Determine how many lines contain the string "JSON", then reply with that figure only.

Saved data entries:
----
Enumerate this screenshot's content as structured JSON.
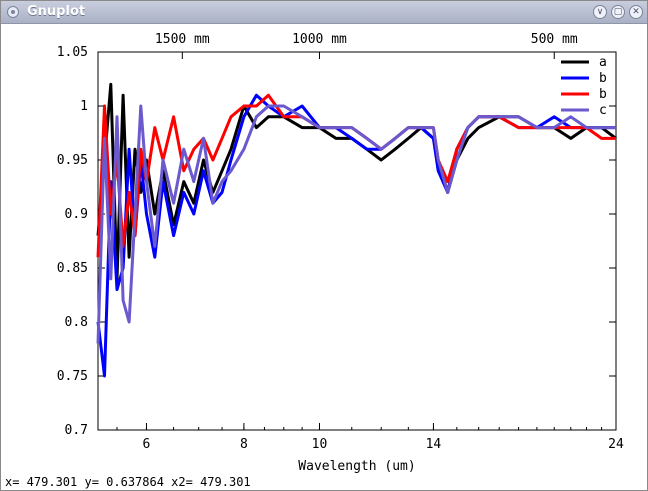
{
  "window": {
    "title": "Gnuplot",
    "controls": {
      "minimize": "∨",
      "maximize": "▢",
      "close": "✕"
    },
    "titlebar_color": "#aab1c6"
  },
  "chart_data": {
    "type": "line",
    "xlabel": "Wavelength (um)",
    "ylabel": "",
    "x_axis_scale": "log",
    "xlim": [
      5.2,
      24
    ],
    "ylim": [
      0.7,
      1.05
    ],
    "x_ticks": [
      {
        "value": 6,
        "label": "6"
      },
      {
        "value": 8,
        "label": "8"
      },
      {
        "value": 10,
        "label": "10"
      },
      {
        "value": 14,
        "label": "14"
      },
      {
        "value": 24,
        "label": "24"
      }
    ],
    "y_ticks": [
      {
        "value": 0.7,
        "label": "0.7"
      },
      {
        "value": 0.75,
        "label": "0.75"
      },
      {
        "value": 0.8,
        "label": "0.8"
      },
      {
        "value": 0.85,
        "label": "0.85"
      },
      {
        "value": 0.9,
        "label": "0.9"
      },
      {
        "value": 0.95,
        "label": "0.95"
      },
      {
        "value": 1.0,
        "label": "1"
      },
      {
        "value": 1.05,
        "label": "1.05"
      }
    ],
    "x2_ticks": [
      {
        "value": 6.67,
        "label": "1500 mm"
      },
      {
        "value": 10.0,
        "label": "1000 mm"
      },
      {
        "value": 20.0,
        "label": "500 mm"
      }
    ],
    "grid": false,
    "legend_position": "top-right",
    "series": [
      {
        "name": "a",
        "color": "#000000",
        "x": [
          5.2,
          5.3,
          5.4,
          5.5,
          5.6,
          5.7,
          5.8,
          5.9,
          6.0,
          6.15,
          6.3,
          6.5,
          6.7,
          6.9,
          7.1,
          7.3,
          7.5,
          7.7,
          8.0,
          8.3,
          8.6,
          9.0,
          9.5,
          10.0,
          10.5,
          11.0,
          11.5,
          12.0,
          12.5,
          13.0,
          13.5,
          14.0,
          14.2,
          14.6,
          15.0,
          15.5,
          16.0,
          17.0,
          18.0,
          19.0,
          20.0,
          21.0,
          22.0,
          23.0,
          24.0
        ],
        "y": [
          0.88,
          0.95,
          1.02,
          0.84,
          1.01,
          0.86,
          0.96,
          0.92,
          0.95,
          0.9,
          0.94,
          0.89,
          0.93,
          0.91,
          0.95,
          0.92,
          0.94,
          0.96,
          1.0,
          0.98,
          0.99,
          0.99,
          0.98,
          0.98,
          0.97,
          0.97,
          0.96,
          0.95,
          0.96,
          0.97,
          0.98,
          0.97,
          0.95,
          0.92,
          0.95,
          0.97,
          0.98,
          0.99,
          0.99,
          0.98,
          0.98,
          0.97,
          0.98,
          0.98,
          0.97
        ]
      },
      {
        "name": "b",
        "color": "#0000ff",
        "x": [
          5.2,
          5.3,
          5.4,
          5.5,
          5.6,
          5.7,
          5.8,
          5.9,
          6.0,
          6.15,
          6.3,
          6.5,
          6.7,
          6.9,
          7.1,
          7.3,
          7.5,
          7.7,
          8.0,
          8.3,
          8.6,
          9.0,
          9.5,
          10.0,
          10.5,
          11.0,
          11.5,
          12.0,
          12.5,
          13.0,
          13.5,
          14.0,
          14.2,
          14.6,
          15.0,
          15.5,
          16.0,
          17.0,
          18.0,
          19.0,
          20.0,
          21.0,
          22.0,
          23.0,
          24.0
        ],
        "y": [
          0.8,
          0.75,
          0.93,
          0.83,
          0.85,
          0.96,
          0.88,
          0.95,
          0.9,
          0.86,
          0.93,
          0.88,
          0.92,
          0.9,
          0.94,
          0.91,
          0.92,
          0.95,
          0.99,
          1.01,
          1.0,
          0.99,
          1.0,
          0.98,
          0.98,
          0.97,
          0.96,
          0.96,
          0.97,
          0.98,
          0.98,
          0.97,
          0.94,
          0.92,
          0.96,
          0.98,
          0.99,
          0.99,
          0.98,
          0.98,
          0.99,
          0.98,
          0.98,
          0.98,
          0.98
        ]
      },
      {
        "name": "b",
        "color": "#ff0000",
        "x": [
          5.2,
          5.3,
          5.4,
          5.5,
          5.6,
          5.7,
          5.8,
          5.9,
          6.0,
          6.15,
          6.3,
          6.5,
          6.7,
          6.9,
          7.1,
          7.3,
          7.5,
          7.7,
          8.0,
          8.3,
          8.6,
          9.0,
          9.5,
          10.0,
          10.5,
          11.0,
          11.5,
          12.0,
          12.5,
          13.0,
          13.5,
          14.0,
          14.2,
          14.6,
          15.0,
          15.5,
          16.0,
          17.0,
          18.0,
          19.0,
          20.0,
          21.0,
          22.0,
          23.0,
          24.0
        ],
        "y": [
          0.86,
          1.0,
          0.9,
          0.95,
          0.87,
          0.92,
          0.88,
          0.96,
          0.93,
          0.98,
          0.95,
          0.99,
          0.94,
          0.96,
          0.97,
          0.95,
          0.97,
          0.99,
          1.0,
          1.0,
          1.01,
          0.99,
          0.99,
          0.98,
          0.98,
          0.98,
          0.97,
          0.96,
          0.97,
          0.98,
          0.98,
          0.98,
          0.95,
          0.93,
          0.96,
          0.98,
          0.99,
          0.99,
          0.98,
          0.98,
          0.98,
          0.98,
          0.98,
          0.97,
          0.97
        ]
      },
      {
        "name": "c",
        "color": "#6a5acd",
        "x": [
          5.2,
          5.3,
          5.4,
          5.5,
          5.6,
          5.7,
          5.8,
          5.9,
          6.0,
          6.15,
          6.3,
          6.5,
          6.7,
          6.9,
          7.1,
          7.3,
          7.5,
          7.7,
          8.0,
          8.3,
          8.6,
          9.0,
          9.5,
          10.0,
          10.5,
          11.0,
          11.5,
          12.0,
          12.5,
          13.0,
          13.5,
          14.0,
          14.2,
          14.6,
          15.0,
          15.5,
          16.0,
          17.0,
          18.0,
          19.0,
          20.0,
          21.0,
          22.0,
          23.0,
          24.0
        ],
        "y": [
          0.78,
          0.97,
          0.84,
          0.99,
          0.82,
          0.8,
          0.9,
          1.0,
          0.93,
          0.87,
          0.95,
          0.91,
          0.96,
          0.93,
          0.97,
          0.91,
          0.93,
          0.94,
          0.96,
          0.99,
          1.0,
          1.0,
          0.99,
          0.98,
          0.98,
          0.98,
          0.97,
          0.96,
          0.97,
          0.98,
          0.98,
          0.98,
          0.95,
          0.92,
          0.95,
          0.98,
          0.99,
          0.99,
          0.99,
          0.98,
          0.98,
          0.99,
          0.98,
          0.98,
          0.98
        ]
      }
    ]
  },
  "status_bar": {
    "text": "x= 479.301 y= 0.637864 x2= 479.301"
  }
}
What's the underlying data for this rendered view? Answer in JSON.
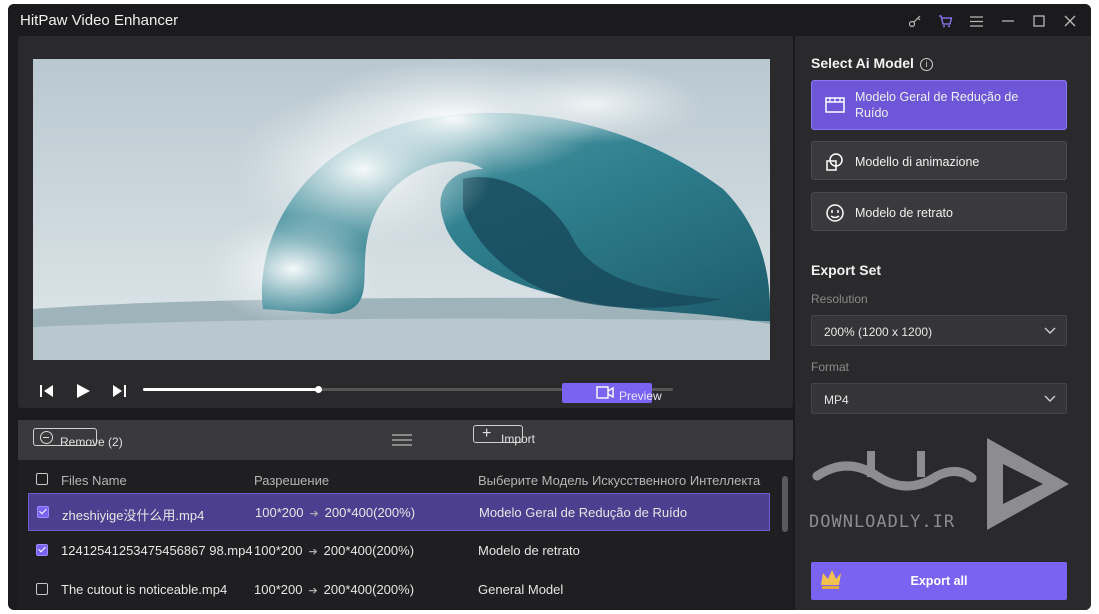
{
  "window": {
    "title": "HitPaw Video Enhancer"
  },
  "titlebar_icons": [
    "key-icon",
    "cart-icon",
    "menu-icon",
    "minimize-icon",
    "maximize-icon",
    "close-icon"
  ],
  "player": {
    "progress_percent": 33,
    "preview_label": "Preview"
  },
  "file_toolbar": {
    "remove_label": "Remove (2)",
    "import_label": "Import"
  },
  "table": {
    "headers": [
      "Files Name",
      "Разрешение",
      "Выберите Модель Искусственного Интеллекта"
    ],
    "rows": [
      {
        "checked": true,
        "name": "zheshiyige没什么用.mp4",
        "from": "100*200",
        "to": "200*400(200%)",
        "model": "Modelo Geral de Redução de Ruído",
        "selected": true
      },
      {
        "checked": true,
        "name": "12412541253475456867 98.mp4",
        "from": "100*200",
        "to": "200*400(200%)",
        "model": "Modelo de retrato",
        "selected": false
      },
      {
        "checked": false,
        "name": "The cutout is noticeable.mp4",
        "from": "100*200",
        "to": "200*400(200%)",
        "model": "General Model",
        "selected": false
      }
    ]
  },
  "ai_model": {
    "title": "Select Ai Model",
    "models": [
      {
        "label": "Modelo Geral de Redução de Ruído",
        "icon": "film-icon",
        "active": true
      },
      {
        "label": "Modello di animazione",
        "icon": "animation-icon",
        "active": false
      },
      {
        "label": "Modelo de retrato",
        "icon": "face-icon",
        "active": false
      }
    ]
  },
  "export_set": {
    "title": "Export Set",
    "resolution_label": "Resolution",
    "resolution_value": "200% (1200 x 1200)",
    "format_label": "Format",
    "format_value": "MP4",
    "watermark_text": "DOWNLOADLY.IR",
    "export_label": "Export all"
  },
  "colors": {
    "accent": "#7b63f2",
    "panel": "#2a2a2c",
    "background": "#1b1b1d"
  }
}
----
Task result → 2